[Figure contents as structured data]
------------------------

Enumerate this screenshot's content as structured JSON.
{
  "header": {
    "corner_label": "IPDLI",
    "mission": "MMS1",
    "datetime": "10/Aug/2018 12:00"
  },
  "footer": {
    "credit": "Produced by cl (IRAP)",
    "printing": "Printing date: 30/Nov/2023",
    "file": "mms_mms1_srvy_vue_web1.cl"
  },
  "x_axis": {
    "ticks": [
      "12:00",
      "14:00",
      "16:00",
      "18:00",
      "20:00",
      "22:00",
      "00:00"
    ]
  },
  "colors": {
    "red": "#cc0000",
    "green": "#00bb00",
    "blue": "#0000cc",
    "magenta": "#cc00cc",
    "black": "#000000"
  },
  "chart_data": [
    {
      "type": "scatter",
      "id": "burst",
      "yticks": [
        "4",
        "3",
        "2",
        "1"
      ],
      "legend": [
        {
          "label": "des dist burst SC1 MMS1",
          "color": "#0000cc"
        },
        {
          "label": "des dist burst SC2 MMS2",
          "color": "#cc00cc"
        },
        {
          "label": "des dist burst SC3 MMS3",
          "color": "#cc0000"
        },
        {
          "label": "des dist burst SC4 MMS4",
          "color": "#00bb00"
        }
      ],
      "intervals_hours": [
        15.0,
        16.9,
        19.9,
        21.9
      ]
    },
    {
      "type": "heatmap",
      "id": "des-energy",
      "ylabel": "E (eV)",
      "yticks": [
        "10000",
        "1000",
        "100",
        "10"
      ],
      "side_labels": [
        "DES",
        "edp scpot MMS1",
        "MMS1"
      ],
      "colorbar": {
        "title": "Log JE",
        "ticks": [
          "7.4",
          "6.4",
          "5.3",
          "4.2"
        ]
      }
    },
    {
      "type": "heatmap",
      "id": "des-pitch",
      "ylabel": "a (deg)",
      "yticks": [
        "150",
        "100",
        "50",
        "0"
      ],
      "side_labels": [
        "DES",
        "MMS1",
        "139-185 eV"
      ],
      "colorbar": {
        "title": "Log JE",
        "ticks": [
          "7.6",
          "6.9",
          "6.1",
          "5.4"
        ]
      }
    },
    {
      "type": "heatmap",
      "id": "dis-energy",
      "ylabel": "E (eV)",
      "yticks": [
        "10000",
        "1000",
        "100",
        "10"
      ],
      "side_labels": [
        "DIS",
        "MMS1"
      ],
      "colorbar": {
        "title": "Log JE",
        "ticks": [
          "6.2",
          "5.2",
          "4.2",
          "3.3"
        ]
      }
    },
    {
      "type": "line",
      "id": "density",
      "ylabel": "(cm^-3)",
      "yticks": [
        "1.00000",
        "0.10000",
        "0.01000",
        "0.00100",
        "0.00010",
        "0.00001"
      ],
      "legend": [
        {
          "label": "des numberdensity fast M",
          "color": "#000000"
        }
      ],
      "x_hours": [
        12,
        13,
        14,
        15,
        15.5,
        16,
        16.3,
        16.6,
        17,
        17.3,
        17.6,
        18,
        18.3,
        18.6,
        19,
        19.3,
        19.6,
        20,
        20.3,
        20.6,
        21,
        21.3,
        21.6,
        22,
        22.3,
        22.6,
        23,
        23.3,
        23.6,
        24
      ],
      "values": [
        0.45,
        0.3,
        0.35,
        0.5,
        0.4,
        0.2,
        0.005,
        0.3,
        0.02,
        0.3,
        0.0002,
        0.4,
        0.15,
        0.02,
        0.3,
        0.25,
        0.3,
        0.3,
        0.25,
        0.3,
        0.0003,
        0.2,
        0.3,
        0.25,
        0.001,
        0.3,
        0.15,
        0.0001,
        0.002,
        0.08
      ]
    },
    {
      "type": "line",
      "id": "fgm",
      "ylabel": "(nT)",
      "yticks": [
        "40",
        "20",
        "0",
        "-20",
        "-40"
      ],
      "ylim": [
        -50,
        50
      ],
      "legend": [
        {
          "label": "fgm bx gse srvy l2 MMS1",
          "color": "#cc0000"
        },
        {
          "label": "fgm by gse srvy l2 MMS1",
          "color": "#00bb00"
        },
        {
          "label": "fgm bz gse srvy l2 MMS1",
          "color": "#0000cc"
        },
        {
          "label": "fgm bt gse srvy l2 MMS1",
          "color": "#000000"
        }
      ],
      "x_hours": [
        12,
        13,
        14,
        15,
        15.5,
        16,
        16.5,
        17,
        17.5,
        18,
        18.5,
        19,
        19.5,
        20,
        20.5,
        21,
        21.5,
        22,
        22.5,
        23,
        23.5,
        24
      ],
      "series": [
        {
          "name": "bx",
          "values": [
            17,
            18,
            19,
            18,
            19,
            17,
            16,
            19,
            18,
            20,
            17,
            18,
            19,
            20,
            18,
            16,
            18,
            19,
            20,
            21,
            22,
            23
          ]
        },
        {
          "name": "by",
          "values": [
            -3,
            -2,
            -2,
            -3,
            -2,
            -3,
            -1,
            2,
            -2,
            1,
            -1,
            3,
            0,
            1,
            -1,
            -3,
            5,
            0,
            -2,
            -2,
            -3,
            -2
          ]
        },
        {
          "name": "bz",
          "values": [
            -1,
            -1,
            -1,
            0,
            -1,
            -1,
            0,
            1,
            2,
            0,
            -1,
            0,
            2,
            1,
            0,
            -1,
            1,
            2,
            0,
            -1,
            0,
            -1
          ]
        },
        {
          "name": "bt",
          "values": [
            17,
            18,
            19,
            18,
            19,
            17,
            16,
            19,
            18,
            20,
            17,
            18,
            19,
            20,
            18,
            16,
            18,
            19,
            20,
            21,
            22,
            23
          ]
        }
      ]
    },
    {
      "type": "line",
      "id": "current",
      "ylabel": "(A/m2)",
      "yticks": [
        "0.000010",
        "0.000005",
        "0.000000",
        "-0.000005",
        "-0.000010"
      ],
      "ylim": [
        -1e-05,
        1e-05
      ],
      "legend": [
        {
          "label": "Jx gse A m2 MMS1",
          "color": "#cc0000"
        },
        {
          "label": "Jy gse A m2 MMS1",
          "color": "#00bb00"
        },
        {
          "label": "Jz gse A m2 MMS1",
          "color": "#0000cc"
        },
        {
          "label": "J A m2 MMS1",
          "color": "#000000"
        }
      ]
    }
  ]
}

------------------------

**Work to complete:** Return the lines above exactly, keeping every word.

**The solution:**
Enumerate this screenshot's content as structured JSON.
{
  "header": {
    "corner_label": "IPDLI",
    "mission": "MMS1",
    "datetime": "10/Aug/2018 12:00"
  },
  "footer": {
    "credit": "Produced by cl (IRAP)",
    "printing": "Printing date: 30/Nov/2023",
    "file": "mms_mms1_srvy_vue_web1.cl"
  },
  "x_axis": {
    "ticks": [
      "12:00",
      "14:00",
      "16:00",
      "18:00",
      "20:00",
      "22:00",
      "00:00"
    ]
  },
  "colors": {
    "red": "#cc0000",
    "green": "#00bb00",
    "blue": "#0000cc",
    "magenta": "#cc00cc",
    "black": "#000000"
  },
  "chart_data": [
    {
      "type": "scatter",
      "id": "burst",
      "yticks": [
        "4",
        "3",
        "2",
        "1"
      ],
      "legend": [
        {
          "label": "des dist burst SC1 MMS1",
          "color": "#0000cc"
        },
        {
          "label": "des dist burst SC2 MMS2",
          "color": "#cc00cc"
        },
        {
          "label": "des dist burst SC3 MMS3",
          "color": "#cc0000"
        },
        {
          "label": "des dist burst SC4 MMS4",
          "color": "#00bb00"
        }
      ],
      "intervals_hours": [
        15.0,
        16.9,
        19.9,
        21.9
      ]
    },
    {
      "type": "heatmap",
      "id": "des-energy",
      "ylabel": "E (eV)",
      "yticks": [
        "10000",
        "1000",
        "100",
        "10"
      ],
      "side_labels": [
        "DES",
        "edp scpot MMS1",
        "MMS1"
      ],
      "colorbar": {
        "title": "Log JE",
        "ticks": [
          "7.4",
          "6.4",
          "5.3",
          "4.2"
        ]
      }
    },
    {
      "type": "heatmap",
      "id": "des-pitch",
      "ylabel": "a (deg)",
      "yticks": [
        "150",
        "100",
        "50",
        "0"
      ],
      "side_labels": [
        "DES",
        "MMS1",
        "139-185 eV"
      ],
      "colorbar": {
        "title": "Log JE",
        "ticks": [
          "7.6",
          "6.9",
          "6.1",
          "5.4"
        ]
      }
    },
    {
      "type": "heatmap",
      "id": "dis-energy",
      "ylabel": "E (eV)",
      "yticks": [
        "10000",
        "1000",
        "100",
        "10"
      ],
      "side_labels": [
        "DIS",
        "MMS1"
      ],
      "colorbar": {
        "title": "Log JE",
        "ticks": [
          "6.2",
          "5.2",
          "4.2",
          "3.3"
        ]
      }
    },
    {
      "type": "line",
      "id": "density",
      "ylabel": "(cm^-3)",
      "yticks": [
        "1.00000",
        "0.10000",
        "0.01000",
        "0.00100",
        "0.00010",
        "0.00001"
      ],
      "legend": [
        {
          "label": "des numberdensity fast M",
          "color": "#000000"
        }
      ],
      "x_hours": [
        12,
        13,
        14,
        15,
        15.5,
        16,
        16.3,
        16.6,
        17,
        17.3,
        17.6,
        18,
        18.3,
        18.6,
        19,
        19.3,
        19.6,
        20,
        20.3,
        20.6,
        21,
        21.3,
        21.6,
        22,
        22.3,
        22.6,
        23,
        23.3,
        23.6,
        24
      ],
      "values": [
        0.45,
        0.3,
        0.35,
        0.5,
        0.4,
        0.2,
        0.005,
        0.3,
        0.02,
        0.3,
        0.0002,
        0.4,
        0.15,
        0.02,
        0.3,
        0.25,
        0.3,
        0.3,
        0.25,
        0.3,
        0.0003,
        0.2,
        0.3,
        0.25,
        0.001,
        0.3,
        0.15,
        0.0001,
        0.002,
        0.08
      ]
    },
    {
      "type": "line",
      "id": "fgm",
      "ylabel": "(nT)",
      "yticks": [
        "40",
        "20",
        "0",
        "-20",
        "-40"
      ],
      "ylim": [
        -50,
        50
      ],
      "legend": [
        {
          "label": "fgm bx gse srvy l2 MMS1",
          "color": "#cc0000"
        },
        {
          "label": "fgm by gse srvy l2 MMS1",
          "color": "#00bb00"
        },
        {
          "label": "fgm bz gse srvy l2 MMS1",
          "color": "#0000cc"
        },
        {
          "label": "fgm bt gse srvy l2 MMS1",
          "color": "#000000"
        }
      ],
      "x_hours": [
        12,
        13,
        14,
        15,
        15.5,
        16,
        16.5,
        17,
        17.5,
        18,
        18.5,
        19,
        19.5,
        20,
        20.5,
        21,
        21.5,
        22,
        22.5,
        23,
        23.5,
        24
      ],
      "series": [
        {
          "name": "bx",
          "values": [
            17,
            18,
            19,
            18,
            19,
            17,
            16,
            19,
            18,
            20,
            17,
            18,
            19,
            20,
            18,
            16,
            18,
            19,
            20,
            21,
            22,
            23
          ]
        },
        {
          "name": "by",
          "values": [
            -3,
            -2,
            -2,
            -3,
            -2,
            -3,
            -1,
            2,
            -2,
            1,
            -1,
            3,
            0,
            1,
            -1,
            -3,
            5,
            0,
            -2,
            -2,
            -3,
            -2
          ]
        },
        {
          "name": "bz",
          "values": [
            -1,
            -1,
            -1,
            0,
            -1,
            -1,
            0,
            1,
            2,
            0,
            -1,
            0,
            2,
            1,
            0,
            -1,
            1,
            2,
            0,
            -1,
            0,
            -1
          ]
        },
        {
          "name": "bt",
          "values": [
            17,
            18,
            19,
            18,
            19,
            17,
            16,
            19,
            18,
            20,
            17,
            18,
            19,
            20,
            18,
            16,
            18,
            19,
            20,
            21,
            22,
            23
          ]
        }
      ]
    },
    {
      "type": "line",
      "id": "current",
      "ylabel": "(A/m2)",
      "yticks": [
        "0.000010",
        "0.000005",
        "0.000000",
        "-0.000005",
        "-0.000010"
      ],
      "ylim": [
        -1e-05,
        1e-05
      ],
      "legend": [
        {
          "label": "Jx gse A m2 MMS1",
          "color": "#cc0000"
        },
        {
          "label": "Jy gse A m2 MMS1",
          "color": "#00bb00"
        },
        {
          "label": "Jz gse A m2 MMS1",
          "color": "#0000cc"
        },
        {
          "label": "J A m2 MMS1",
          "color": "#000000"
        }
      ]
    }
  ]
}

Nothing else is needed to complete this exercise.